- [Materials provided]:
=== Section Start ===

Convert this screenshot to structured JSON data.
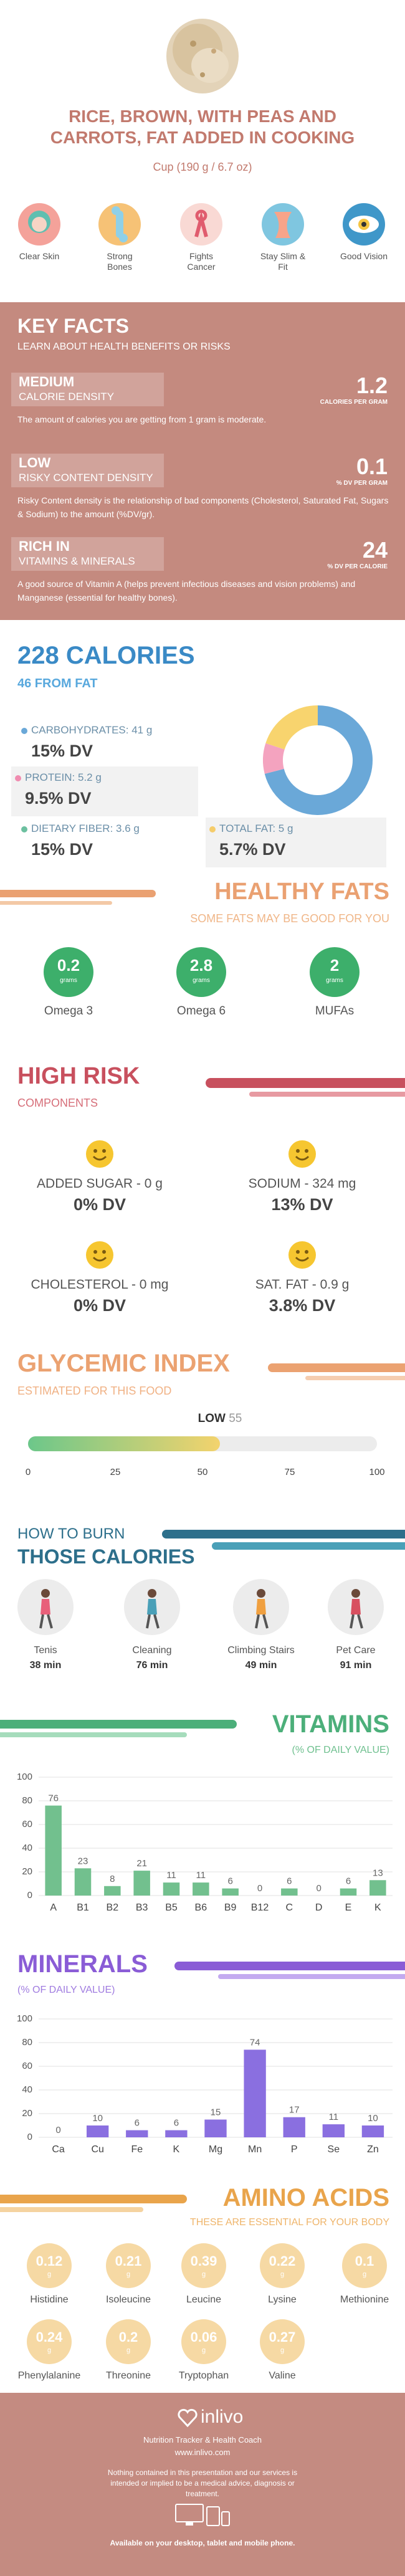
{
  "header": {
    "title": "RICE, BROWN, WITH PEAS AND CARROTS, FAT ADDED IN COOKING",
    "serving": "Cup (190 g / 6.7 oz)"
  },
  "benefits": [
    "Clear Skin",
    "Strong Bones",
    "Fights Cancer",
    "Stay Slim & Fit",
    "Good Vision"
  ],
  "key_facts": {
    "title": "KEY FACTS",
    "subtitle": "LEARN ABOUT HEALTH BENEFITS OR RISKS",
    "items": [
      {
        "level": "MEDIUM",
        "label": "CALORIE DENSITY",
        "value": 1.2,
        "unit": "CALORIES PER GRAM",
        "text": "The amount of calories you are getting from 1 gram is moderate."
      },
      {
        "level": "LOW",
        "label": "RISKY CONTENT DENSITY",
        "value": 0.1,
        "unit": "% DV PER GRAM",
        "text": "Risky Content density is the relationship of bad components (Cholesterol, Saturated Fat, Sugars & Sodium) to the amount (%DV/gr)."
      },
      {
        "level": "RICH IN",
        "label": "VITAMINS & MINERALS",
        "value": 24,
        "unit": "% DV PER CALORIE",
        "text": "A good source of Vitamin A (helps prevent infectious diseases and vision problems) and Manganese (essential for healthy bones)."
      }
    ]
  },
  "calories": {
    "title": "228 CALORIES",
    "subtitle": "46 FROM FAT",
    "nutrients": [
      {
        "name": "CARBOHYDRATES: 41 g",
        "dv": "15% DV",
        "color": "#6aa8d8"
      },
      {
        "name": "PROTEIN: 5.2 g",
        "dv": "9.5% DV",
        "color": "#f08cb0"
      },
      {
        "name": "DIETARY FIBER: 3.6 g",
        "dv": "15% DV",
        "color": "#6cc0a0"
      },
      {
        "name": "TOTAL FAT: 5 g",
        "dv": "5.7% DV",
        "color": "#f5cc6a"
      }
    ]
  },
  "healthy_fats": {
    "title": "HEALTHY FATS",
    "subtitle": "SOME FATS MAY BE GOOD FOR YOU",
    "unit": "grams",
    "items": [
      {
        "name": "Omega 3",
        "value": 0.2
      },
      {
        "name": "Omega 6",
        "value": 2.8
      },
      {
        "name": "MUFAs",
        "value": 2
      }
    ]
  },
  "high_risk": {
    "title": "HIGH RISK",
    "subtitle": "COMPONENTS",
    "items": [
      {
        "name": "ADDED SUGAR - 0 g",
        "dv": "0% DV"
      },
      {
        "name": "SODIUM - 324 mg",
        "dv": "13% DV"
      },
      {
        "name": "CHOLESTEROL - 0 mg",
        "dv": "0% DV"
      },
      {
        "name": "SAT. FAT - 0.9 g",
        "dv": "3.8% DV"
      }
    ]
  },
  "glycemic_index": {
    "title": "GLYCEMIC INDEX",
    "subtitle": "ESTIMATED FOR THIS FOOD",
    "level": "LOW",
    "value": 55,
    "xlim": [
      0,
      100
    ],
    "xticks": [
      0,
      25,
      50,
      75,
      100
    ]
  },
  "burn": {
    "title": "HOW TO BURN",
    "subtitle": "THOSE CALORIES",
    "items": [
      {
        "name": "Tenis",
        "time": "38 min"
      },
      {
        "name": "Cleaning",
        "time": "76 min"
      },
      {
        "name": "Climbing Stairs",
        "time": "49 min"
      },
      {
        "name": "Pet Care",
        "time": "91 min"
      }
    ]
  },
  "chart_data": [
    {
      "type": "pie",
      "values": [
        71,
        9,
        20
      ],
      "colors": [
        "#6aa8d8",
        "#f4a3bf",
        "#f8d46e"
      ]
    },
    {
      "type": "bar",
      "title": "VITAMINS",
      "subtitle": "(% OF DAILY VALUE)",
      "categories": [
        "A",
        "B1",
        "B2",
        "B3",
        "B5",
        "B6",
        "B9",
        "B12",
        "C",
        "D",
        "E",
        "K"
      ],
      "values": [
        76,
        23,
        8,
        21,
        11,
        11,
        6,
        0,
        6,
        0,
        6,
        13
      ],
      "color": "#72c08e",
      "ylim": [
        0,
        100
      ],
      "yticks": [
        0,
        20,
        40,
        60,
        80,
        100
      ],
      "grid": true
    },
    {
      "type": "bar",
      "title": "MINERALS",
      "subtitle": "(% OF DAILY VALUE)",
      "categories": [
        "Ca",
        "Cu",
        "Fe",
        "K",
        "Mg",
        "Mn",
        "P",
        "Se",
        "Zn"
      ],
      "values": [
        0,
        10,
        6,
        6,
        15,
        74,
        17,
        11,
        10
      ],
      "color": "#8a6fe0",
      "ylim": [
        0,
        100
      ],
      "yticks": [
        0,
        20,
        40,
        60,
        80,
        100
      ],
      "grid": true
    }
  ],
  "amino_acids": {
    "title": "AMINO ACIDS",
    "subtitle": "THESE ARE ESSENTIAL FOR YOUR BODY",
    "unit": "g",
    "items": [
      {
        "name": "Histidine",
        "value": 0.12
      },
      {
        "name": "Isoleucine",
        "value": 0.21
      },
      {
        "name": "Leucine",
        "value": 0.39
      },
      {
        "name": "Lysine",
        "value": 0.22
      },
      {
        "name": "Methionine",
        "value": 0.1
      },
      {
        "name": "Phenylalanine",
        "value": 0.24
      },
      {
        "name": "Threonine",
        "value": 0.2
      },
      {
        "name": "Tryptophan",
        "value": 0.06
      },
      {
        "name": "Valine",
        "value": 0.27
      }
    ]
  },
  "footer": {
    "brand": "inlivo",
    "tagline": "Nutrition Tracker & Health Coach",
    "url": "www.inlivo.com",
    "disclaimer": "Nothing contained in this presentation and our services is intended or implied to be a medical advice, diagnosis or treatment.",
    "available": "Available on your desktop, tablet and mobile phone."
  }
}
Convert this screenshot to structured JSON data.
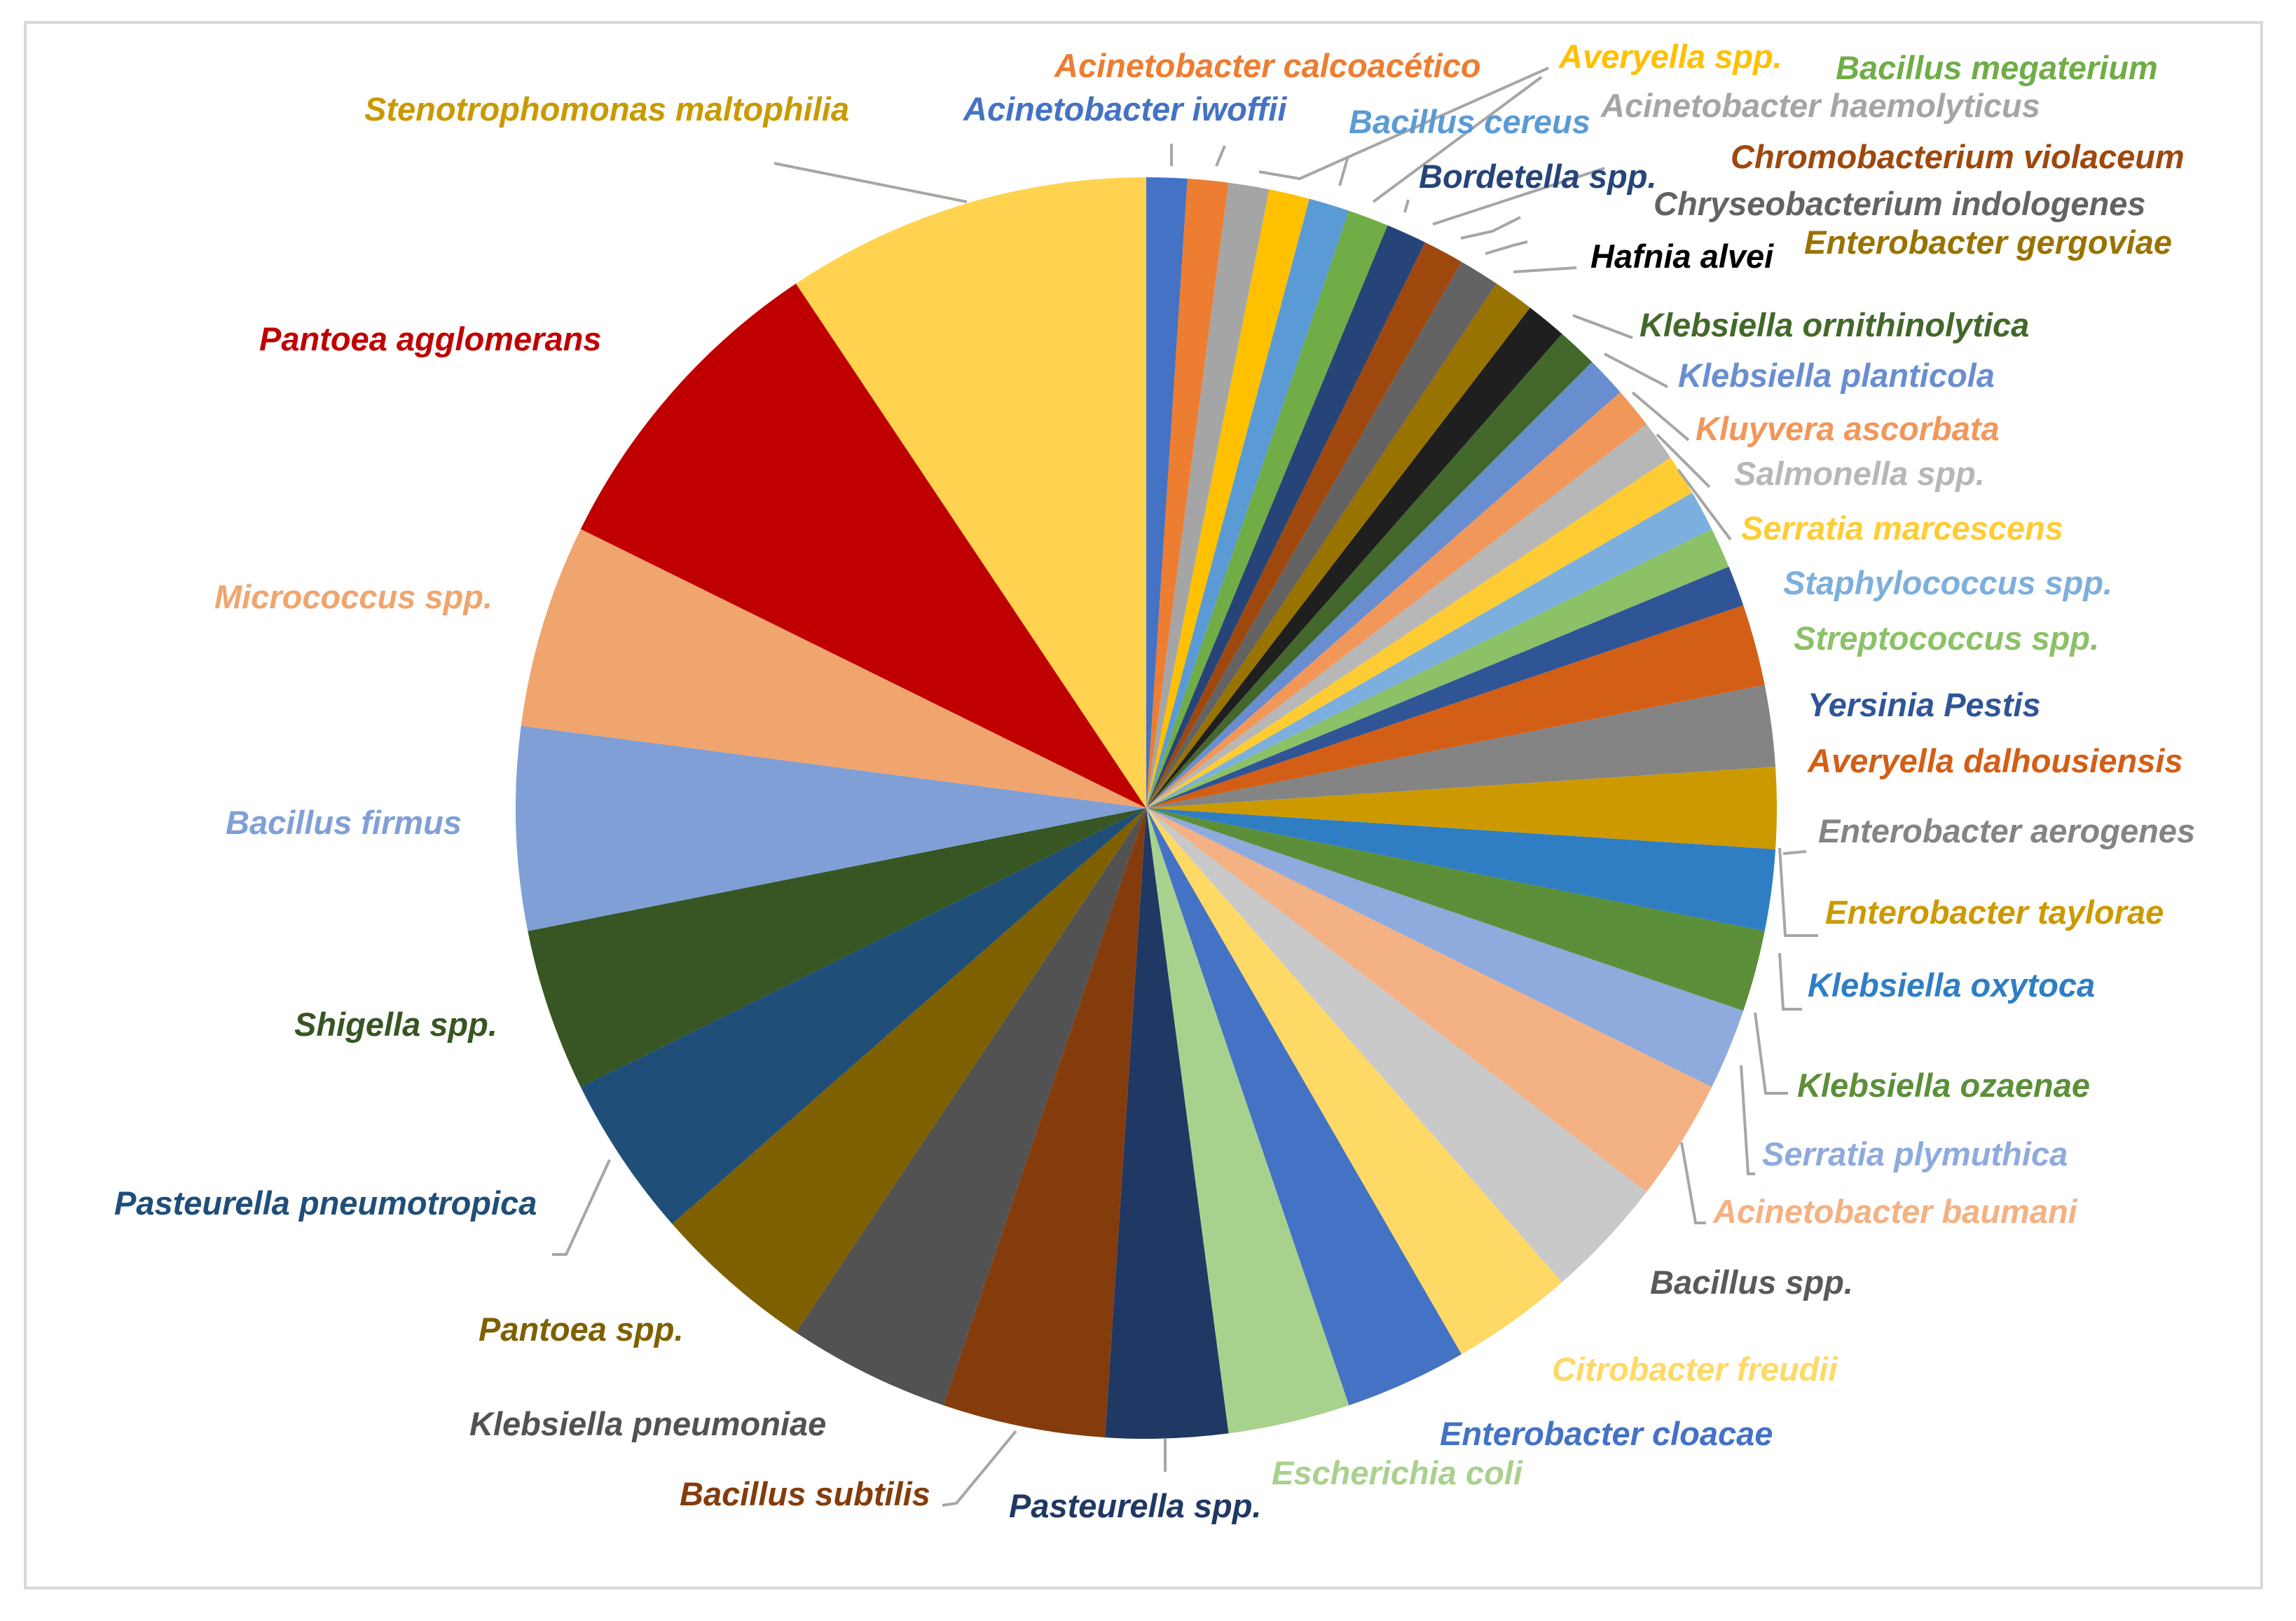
{
  "chart_data": {
    "type": "pie",
    "title": "",
    "slices": [
      {
        "label": "Acinetobacter iwoffii",
        "value": 1,
        "color": "#4472c4",
        "label_color": "#4472c4"
      },
      {
        "label": "Acinetobacter calcoacético",
        "value": 1,
        "color": "#ed7d31",
        "label_color": "#ed7d31"
      },
      {
        "label": "Acinetobacter haemolyticus",
        "value": 1,
        "color": "#a5a5a5",
        "label_color": "#a5a5a5"
      },
      {
        "label": "Averyella spp.",
        "value": 1,
        "color": "#ffc000",
        "label_color": "#ffc000"
      },
      {
        "label": "Bacillus cereus",
        "value": 1,
        "color": "#5b9bd5",
        "label_color": "#5b9bd5"
      },
      {
        "label": "Bacillus megaterium",
        "value": 1,
        "color": "#70ad47",
        "label_color": "#70ad47"
      },
      {
        "label": "Bordetella spp.",
        "value": 1,
        "color": "#264478",
        "label_color": "#264478"
      },
      {
        "label": "Chromobacterium violaceum",
        "value": 1,
        "color": "#9e480e",
        "label_color": "#9e480e"
      },
      {
        "label": "Chryseobacterium indologenes",
        "value": 1,
        "color": "#636363",
        "label_color": "#636363"
      },
      {
        "label": "Enterobacter  gergoviae",
        "value": 1,
        "color": "#997300",
        "label_color": "#997300"
      },
      {
        "label": "Hafnia alvei",
        "value": 1,
        "color": "#1f1f1f",
        "label_color": "#000000"
      },
      {
        "label": "Klebsiella ornithinolytica",
        "value": 1,
        "color": "#43682b",
        "label_color": "#43682b"
      },
      {
        "label": "Klebsiella planticola",
        "value": 1,
        "color": "#698ed0",
        "label_color": "#698ed0"
      },
      {
        "label": "Kluyvera ascorbata",
        "value": 1,
        "color": "#f1975a",
        "label_color": "#f1975a"
      },
      {
        "label": "Salmonella spp.",
        "value": 1,
        "color": "#b7b7b7",
        "label_color": "#b7b7b7"
      },
      {
        "label": "Serratia marcescens",
        "value": 1,
        "color": "#ffcd33",
        "label_color": "#ffcd33"
      },
      {
        "label": "Staphylococcus spp.",
        "value": 1,
        "color": "#7cafdd",
        "label_color": "#7cafdd"
      },
      {
        "label": "Streptococcus spp.",
        "value": 1,
        "color": "#8cc168",
        "label_color": "#8cc168"
      },
      {
        "label": "Yersinia Pestis",
        "value": 1,
        "color": "#2f5597",
        "label_color": "#2f5597"
      },
      {
        "label": "Averyella dalhousiensis",
        "value": 2,
        "color": "#d35e15",
        "label_color": "#d35e15"
      },
      {
        "label": "Enterobacter aerogenes",
        "value": 2,
        "color": "#848484",
        "label_color": "#848484"
      },
      {
        "label": "Enterobacter taylorae",
        "value": 2,
        "color": "#cc9a00",
        "label_color": "#cc9a00"
      },
      {
        "label": "Klebsiella oxytoca",
        "value": 2,
        "color": "#2f7ec4",
        "label_color": "#2f7ec4"
      },
      {
        "label": "Klebsiella ozaenae",
        "value": 2,
        "color": "#5b8f39",
        "label_color": "#5b8f39"
      },
      {
        "label": "Serratia plymuthica",
        "value": 2,
        "color": "#8faadc",
        "label_color": "#8faadc"
      },
      {
        "label": "Acinetobacter baumani",
        "value": 3,
        "color": "#f4b183",
        "label_color": "#f4b183"
      },
      {
        "label": "Bacillus spp.",
        "value": 3,
        "color": "#c9c9c9",
        "label_color": "#595959"
      },
      {
        "label": "Citrobacter freudii",
        "value": 3,
        "color": "#ffd966",
        "label_color": "#ffd966"
      },
      {
        "label": "Enterobacter cloacae",
        "value": 3,
        "color": "#4472c4",
        "label_color": "#4472c4"
      },
      {
        "label": "Escherichia coli",
        "value": 3,
        "color": "#a9d18e",
        "label_color": "#a9d18e"
      },
      {
        "label": "Pasteurella spp.",
        "value": 3,
        "color": "#203864",
        "label_color": "#203864"
      },
      {
        "label": "Bacillus subtilis",
        "value": 4,
        "color": "#843c0c",
        "label_color": "#843c0c"
      },
      {
        "label": "Klebsiella pneumoniae",
        "value": 4,
        "color": "#525252",
        "label_color": "#525252"
      },
      {
        "label": "Pantoea spp.",
        "value": 4,
        "color": "#7f6000",
        "label_color": "#7f6000"
      },
      {
        "label": "Pasteurella pneumotropica",
        "value": 4,
        "color": "#1f4e79",
        "label_color": "#1f4e79"
      },
      {
        "label": "Shigella spp.",
        "value": 4,
        "color": "#375623",
        "label_color": "#375623"
      },
      {
        "label": "Bacillus firmus",
        "value": 5,
        "color": "#7f9fd6",
        "label_color": "#7f9fd6"
      },
      {
        "label": "Micrococcus spp.",
        "value": 5,
        "color": "#f0a56e",
        "label_color": "#f0a56e"
      },
      {
        "label": "Pantoea  agglomerans",
        "value": 8,
        "color": "#c00000",
        "label_color": "#c00000"
      },
      {
        "label": "Stenotrophomonas maltophilia",
        "value": 9,
        "color": "#ffd34f",
        "label_color": "#c99a00"
      }
    ]
  }
}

=== Section End ===

- [Activity]:
In the entries above, find every line holding the word "MINERALS" and copy it out.

- [Answer area]:
        "label": "VITAMINS & MINERALS",
      "title": "MINERALS",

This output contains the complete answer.